Pull out the rows below that begin with the line containing "equation-regularizer: R(X) = −" and end with the line containing "max-subscript: X xyxy=(240,134,260,165)", both included. Reproduce each of those lines word for word.

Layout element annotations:
**********

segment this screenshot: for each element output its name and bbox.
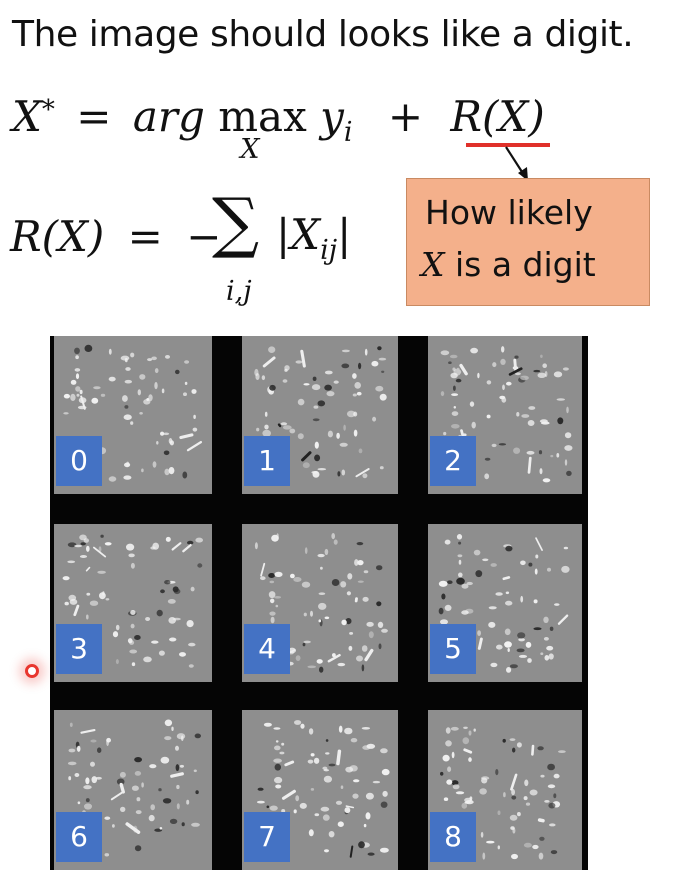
equation-regularizer: R(X) = − xyxy=(10,212,221,261)
arg-text: arg xyxy=(132,92,205,141)
y-symbol: y xyxy=(320,92,344,141)
digit-label-3: 3 xyxy=(56,624,102,674)
y-subscript: i xyxy=(343,117,353,148)
digit-image-7: 7 xyxy=(242,710,398,870)
max-text: max xyxy=(218,92,307,141)
callout-arrow xyxy=(505,146,528,181)
digit-image-3: 3 xyxy=(54,524,212,682)
callout-box: How likely X is a digit xyxy=(406,178,650,306)
rx-underline xyxy=(466,143,550,147)
x-symbol: X xyxy=(290,210,321,259)
star-superscript: * xyxy=(41,95,55,125)
digit-label-4: 4 xyxy=(244,624,290,674)
equation-objective: X* = arg max X yi + R(X) xyxy=(12,92,545,165)
abs-close: | xyxy=(337,210,352,259)
minus-sign: − xyxy=(186,212,222,261)
equals-sign-2: = xyxy=(127,212,163,261)
max-subscript: X xyxy=(240,134,260,165)
pointer-indicator-icon xyxy=(25,664,39,678)
callout-x-var: X xyxy=(421,245,445,284)
digit-label-6: 6 xyxy=(56,812,102,862)
slide-title: The image should looks like a digit. xyxy=(12,14,634,55)
abs-term: |Xij| xyxy=(276,210,352,266)
digit-label-2: 2 xyxy=(430,436,476,486)
sum-subscript: i,j xyxy=(226,276,252,307)
equals-sign: = xyxy=(76,92,112,141)
digit-image-6: 6 xyxy=(54,710,212,870)
digit-image-4: 4 xyxy=(242,524,398,682)
noise-pattern xyxy=(253,533,388,673)
digit-label-1: 1 xyxy=(244,436,290,486)
digit-image-2: 2 xyxy=(428,336,582,494)
digit-image-0: 0 xyxy=(54,336,212,494)
x-subscript: ij xyxy=(320,235,338,266)
noise-pattern xyxy=(440,346,573,483)
digit-image-grid: 0 1 2 3 4 5 6 7 8 xyxy=(50,336,588,870)
abs-open: | xyxy=(276,210,291,259)
x-star-symbol: X xyxy=(12,92,42,141)
digit-label-5: 5 xyxy=(430,624,476,674)
digit-label-7: 7 xyxy=(244,812,290,862)
digit-label-8: 8 xyxy=(430,812,476,862)
plus-sign: + xyxy=(387,92,424,141)
callout-line-1: How likely xyxy=(425,193,593,232)
callout-line-2: X is a digit xyxy=(421,245,596,284)
noise-pattern xyxy=(63,344,203,482)
rx-term: R(X) xyxy=(450,92,545,141)
digit-image-8: 8 xyxy=(428,710,582,870)
digit-label-0: 0 xyxy=(56,436,102,486)
callout-line-2-text: is a digit xyxy=(444,245,596,284)
sum-symbol: ∑ xyxy=(212,184,260,261)
digit-image-5: 5 xyxy=(428,524,582,682)
digit-image-1: 1 xyxy=(242,336,398,494)
rx-lhs: R(X) xyxy=(10,212,105,261)
max-operator: max X xyxy=(218,92,307,165)
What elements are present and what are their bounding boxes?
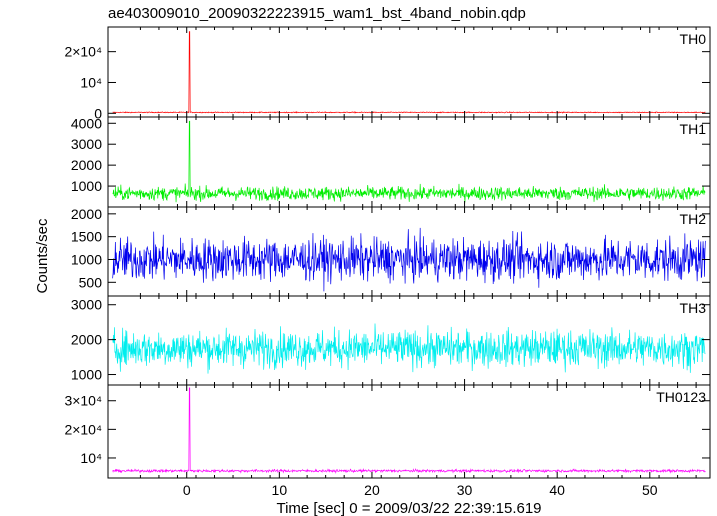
panel-label-th1: TH1: [680, 121, 707, 137]
x-tick-label: 0: [183, 482, 191, 498]
y-tick-label: 1500: [71, 229, 102, 245]
panel-th2: 500 1000 1500 2000 TH2: [71, 206, 711, 297]
panel-label-th0: TH0: [680, 31, 707, 47]
y-tick-label: 3000: [71, 136, 102, 152]
panel-frame: [107, 384, 711, 479]
y-tick-label: 4000: [71, 115, 102, 131]
y-tick-label: 2×10⁴: [64, 421, 102, 437]
panel-label-th2: TH2: [680, 211, 707, 227]
y-tick-label: 2×10⁴: [64, 44, 102, 60]
x-axis-label: Time [sec] 0 = 2009/03/22 22:39:15.619: [276, 500, 541, 516]
series-line-th0123: [112, 387, 706, 474]
series-line-th2: [112, 227, 706, 292]
x-tick-label: 30: [457, 482, 473, 498]
panel-label-th3: TH3: [680, 300, 707, 316]
y-tick-label: 1000: [71, 178, 102, 194]
y-tick-label: 3000: [71, 297, 102, 313]
y-tick-label: 1000: [71, 251, 102, 267]
panel-label-th0123: TH0123: [656, 389, 706, 405]
series-line-th1: [112, 120, 706, 203]
panel-th0123: 10⁴ 2×10⁴ 3×10⁴ TH0123: [64, 384, 711, 479]
panel-th3: 1000 2000 3000 TH3: [71, 295, 711, 386]
series-line-th0: [112, 31, 706, 114]
x-tick-label: 40: [549, 482, 565, 498]
y-tick-label: 10⁴: [80, 450, 102, 466]
y-axis-label: Counts/sec: [34, 218, 51, 294]
x-tick-label: 20: [364, 482, 380, 498]
x-tick-label: 10: [272, 482, 288, 498]
panel-frame: [107, 26, 711, 118]
y-tick-label: 500: [79, 274, 103, 290]
y-tick-label: 2000: [71, 332, 102, 348]
y-tick-label: 3×10⁴: [64, 393, 102, 409]
chart-title: ae403009010_20090322223915_wam1_bst_4ban…: [108, 5, 526, 22]
x-tick-label: 50: [642, 482, 658, 498]
series-line-th3: [112, 323, 706, 374]
y-tick-label: 1000: [71, 367, 102, 383]
y-tick-label: 10⁴: [80, 74, 102, 90]
panel-th1: 1000 2000 3000 4000 TH1: [71, 115, 711, 208]
y-tick-label: 0: [94, 105, 102, 121]
panel-th0: 0 10⁴ 2×10⁴ TH0: [64, 26, 711, 121]
y-tick-label: 2000: [71, 206, 102, 222]
y-tick-label: 2000: [71, 157, 102, 173]
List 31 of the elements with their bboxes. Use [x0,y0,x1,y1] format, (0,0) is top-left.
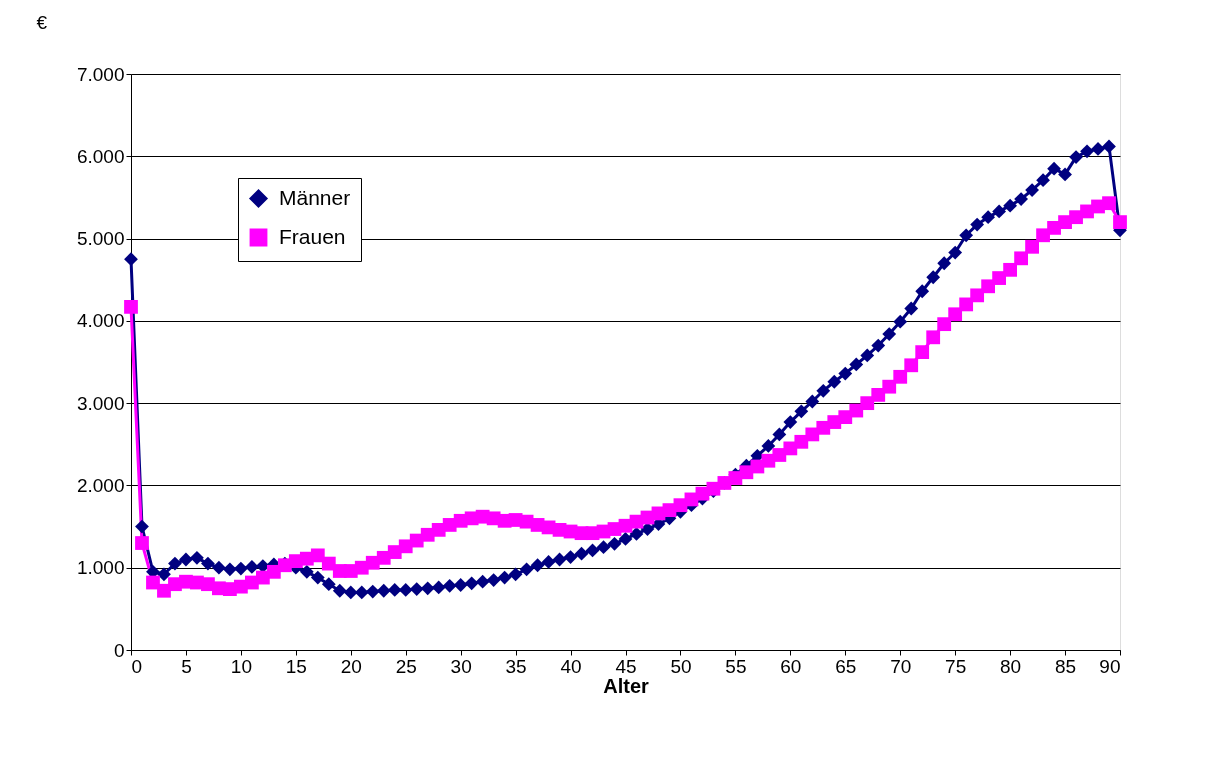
x-tick-label: 55 [725,655,747,677]
x-tick-label: 0 [131,655,143,677]
x-tick-label: 45 [615,655,637,677]
x-tick-label: 70 [890,655,912,677]
x-tick-label: 90 [1099,655,1121,677]
x-tick-label: 75 [945,655,967,677]
y-tick-label: 7.000 [76,63,125,85]
x-axis-title: Alter [603,674,649,697]
y-tick-label: 0 [113,639,125,661]
y-axis-title: € [36,11,48,33]
y-tick-label: 6.000 [76,145,125,167]
x-tick-label: 85 [1054,655,1077,677]
x-tick-label: 30 [450,655,472,677]
x-tick-label: 40 [560,655,582,677]
x-tick-label: 25 [395,655,417,677]
x-tick-label: 20 [340,655,362,677]
x-tick-label: 10 [230,655,252,677]
y-tick-label: 3.000 [76,392,125,414]
x-tick-label: 5 [181,655,192,677]
legend-label: Frauen [279,224,346,248]
x-tick-label: 60 [780,655,802,677]
y-tick-label: 1.000 [76,557,125,579]
x-tick-label: 50 [670,655,692,677]
y-tick-label: 4.000 [76,310,125,332]
legend-label: Männer [279,185,351,209]
x-tick-label: 65 [835,655,857,677]
x-tick-label: 35 [505,655,527,677]
x-tick-label: 15 [285,655,307,677]
y-tick-label: 5.000 [76,228,125,250]
x-tick-label: 80 [1000,655,1022,677]
y-tick-label: 2.000 [76,474,125,496]
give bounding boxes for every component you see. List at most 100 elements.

**********

CORRECT ANSWER
equation-regularizer: R(X) = − xyxy=(10,212,221,261)
arg-text: arg xyxy=(132,92,205,141)
y-symbol: y xyxy=(320,92,344,141)
digit-label-3: 3 xyxy=(56,624,102,674)
y-subscript: i xyxy=(343,117,353,148)
digit-image-7: 7 xyxy=(242,710,398,870)
max-text: max xyxy=(218,92,307,141)
callout-arrow xyxy=(505,146,528,181)
digit-image-3: 3 xyxy=(54,524,212,682)
callout-box: How likely X is a digit xyxy=(406,178,650,306)
rx-underline xyxy=(466,143,550,147)
x-symbol: X xyxy=(290,210,321,259)
star-superscript: * xyxy=(41,95,55,125)
digit-label-4: 4 xyxy=(244,624,290,674)
equation-objective: X* = arg max X yi + R(X) xyxy=(12,92,545,165)
abs-close: | xyxy=(337,210,352,259)
minus-sign: − xyxy=(186,212,222,261)
equals-sign-2: = xyxy=(127,212,163,261)
max-subscript: X xyxy=(240,134,260,165)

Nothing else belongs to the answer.